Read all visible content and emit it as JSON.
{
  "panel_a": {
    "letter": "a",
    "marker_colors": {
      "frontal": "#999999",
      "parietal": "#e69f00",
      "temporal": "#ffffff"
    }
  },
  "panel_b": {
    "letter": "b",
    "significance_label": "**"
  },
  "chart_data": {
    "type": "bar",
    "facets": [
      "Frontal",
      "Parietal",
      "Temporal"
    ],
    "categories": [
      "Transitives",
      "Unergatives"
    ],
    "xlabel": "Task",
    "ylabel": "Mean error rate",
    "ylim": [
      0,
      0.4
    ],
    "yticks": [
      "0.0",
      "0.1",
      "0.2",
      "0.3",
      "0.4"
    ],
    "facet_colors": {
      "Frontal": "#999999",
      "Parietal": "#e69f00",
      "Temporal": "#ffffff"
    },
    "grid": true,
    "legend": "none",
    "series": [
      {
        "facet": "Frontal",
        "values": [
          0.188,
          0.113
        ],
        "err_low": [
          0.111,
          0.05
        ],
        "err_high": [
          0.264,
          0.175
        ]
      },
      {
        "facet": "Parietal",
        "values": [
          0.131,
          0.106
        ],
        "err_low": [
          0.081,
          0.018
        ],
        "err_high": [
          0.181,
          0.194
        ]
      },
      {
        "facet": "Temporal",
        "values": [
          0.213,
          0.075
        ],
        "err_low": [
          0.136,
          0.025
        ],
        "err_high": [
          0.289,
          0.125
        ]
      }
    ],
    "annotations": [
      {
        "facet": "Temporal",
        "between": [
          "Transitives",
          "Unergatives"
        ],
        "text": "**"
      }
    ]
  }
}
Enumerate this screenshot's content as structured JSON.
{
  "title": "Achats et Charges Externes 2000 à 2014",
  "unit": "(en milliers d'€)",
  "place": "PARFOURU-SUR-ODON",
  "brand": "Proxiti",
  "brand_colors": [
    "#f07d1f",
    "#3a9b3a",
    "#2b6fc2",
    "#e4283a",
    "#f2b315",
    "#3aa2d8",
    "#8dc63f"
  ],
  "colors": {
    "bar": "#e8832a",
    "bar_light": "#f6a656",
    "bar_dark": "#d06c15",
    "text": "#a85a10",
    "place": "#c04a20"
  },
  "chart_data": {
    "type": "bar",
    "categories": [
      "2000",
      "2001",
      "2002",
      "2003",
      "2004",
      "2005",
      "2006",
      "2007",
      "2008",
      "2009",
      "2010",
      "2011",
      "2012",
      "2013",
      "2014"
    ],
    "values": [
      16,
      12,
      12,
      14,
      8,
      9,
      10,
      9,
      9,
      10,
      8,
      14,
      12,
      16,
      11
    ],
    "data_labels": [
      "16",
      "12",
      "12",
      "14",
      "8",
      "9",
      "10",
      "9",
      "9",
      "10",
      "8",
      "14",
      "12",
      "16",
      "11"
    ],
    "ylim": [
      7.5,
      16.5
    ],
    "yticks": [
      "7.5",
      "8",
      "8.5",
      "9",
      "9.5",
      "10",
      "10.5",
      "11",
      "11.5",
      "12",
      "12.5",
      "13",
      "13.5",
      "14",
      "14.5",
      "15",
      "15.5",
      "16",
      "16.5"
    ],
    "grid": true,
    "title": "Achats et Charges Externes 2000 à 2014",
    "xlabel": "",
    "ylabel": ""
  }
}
▬▬▬▬▬▬
--- What you are asked to do ---
Every line above should be printed again exactly as it stands.

--- Solution for this problem ---
Read all visible content and emit it as JSON.
{
  "panel_a": {
    "letter": "a",
    "marker_colors": {
      "frontal": "#999999",
      "parietal": "#e69f00",
      "temporal": "#ffffff"
    }
  },
  "panel_b": {
    "letter": "b",
    "significance_label": "**"
  },
  "chart_data": {
    "type": "bar",
    "facets": [
      "Frontal",
      "Parietal",
      "Temporal"
    ],
    "categories": [
      "Transitives",
      "Unergatives"
    ],
    "xlabel": "Task",
    "ylabel": "Mean error rate",
    "ylim": [
      0,
      0.4
    ],
    "yticks": [
      "0.0",
      "0.1",
      "0.2",
      "0.3",
      "0.4"
    ],
    "facet_colors": {
      "Frontal": "#999999",
      "Parietal": "#e69f00",
      "Temporal": "#ffffff"
    },
    "grid": true,
    "legend": "none",
    "series": [
      {
        "facet": "Frontal",
        "values": [
          0.188,
          0.113
        ],
        "err_low": [
          0.111,
          0.05
        ],
        "err_high": [
          0.264,
          0.175
        ]
      },
      {
        "facet": "Parietal",
        "values": [
          0.131,
          0.106
        ],
        "err_low": [
          0.081,
          0.018
        ],
        "err_high": [
          0.181,
          0.194
        ]
      },
      {
        "facet": "Temporal",
        "values": [
          0.213,
          0.075
        ],
        "err_low": [
          0.136,
          0.025
        ],
        "err_high": [
          0.289,
          0.125
        ]
      }
    ],
    "annotations": [
      {
        "facet": "Temporal",
        "between": [
          "Transitives",
          "Unergatives"
        ],
        "text": "**"
      }
    ]
  }
}
Enumerate this screenshot's content as structured JSON.
{
  "title": "Achats et Charges Externes 2000 à 2014",
  "unit": "(en milliers d'€)",
  "place": "PARFOURU-SUR-ODON",
  "brand": "Proxiti",
  "brand_colors": [
    "#f07d1f",
    "#3a9b3a",
    "#2b6fc2",
    "#e4283a",
    "#f2b315",
    "#3aa2d8",
    "#8dc63f"
  ],
  "colors": {
    "bar": "#e8832a",
    "bar_light": "#f6a656",
    "bar_dark": "#d06c15",
    "text": "#a85a10",
    "place": "#c04a20"
  },
  "chart_data": {
    "type": "bar",
    "categories": [
      "2000",
      "2001",
      "2002",
      "2003",
      "2004",
      "2005",
      "2006",
      "2007",
      "2008",
      "2009",
      "2010",
      "2011",
      "2012",
      "2013",
      "2014"
    ],
    "values": [
      16,
      12,
      12,
      14,
      8,
      9,
      10,
      9,
      9,
      10,
      8,
      14,
      12,
      16,
      11
    ],
    "data_labels": [
      "16",
      "12",
      "12",
      "14",
      "8",
      "9",
      "10",
      "9",
      "9",
      "10",
      "8",
      "14",
      "12",
      "16",
      "11"
    ],
    "ylim": [
      7.5,
      16.5
    ],
    "yticks": [
      "7.5",
      "8",
      "8.5",
      "9",
      "9.5",
      "10",
      "10.5",
      "11",
      "11.5",
      "12",
      "12.5",
      "13",
      "13.5",
      "14",
      "14.5",
      "15",
      "15.5",
      "16",
      "16.5"
    ],
    "grid": true,
    "title": "Achats et Charges Externes 2000 à 2014",
    "xlabel": "",
    "ylabel": ""
  }
}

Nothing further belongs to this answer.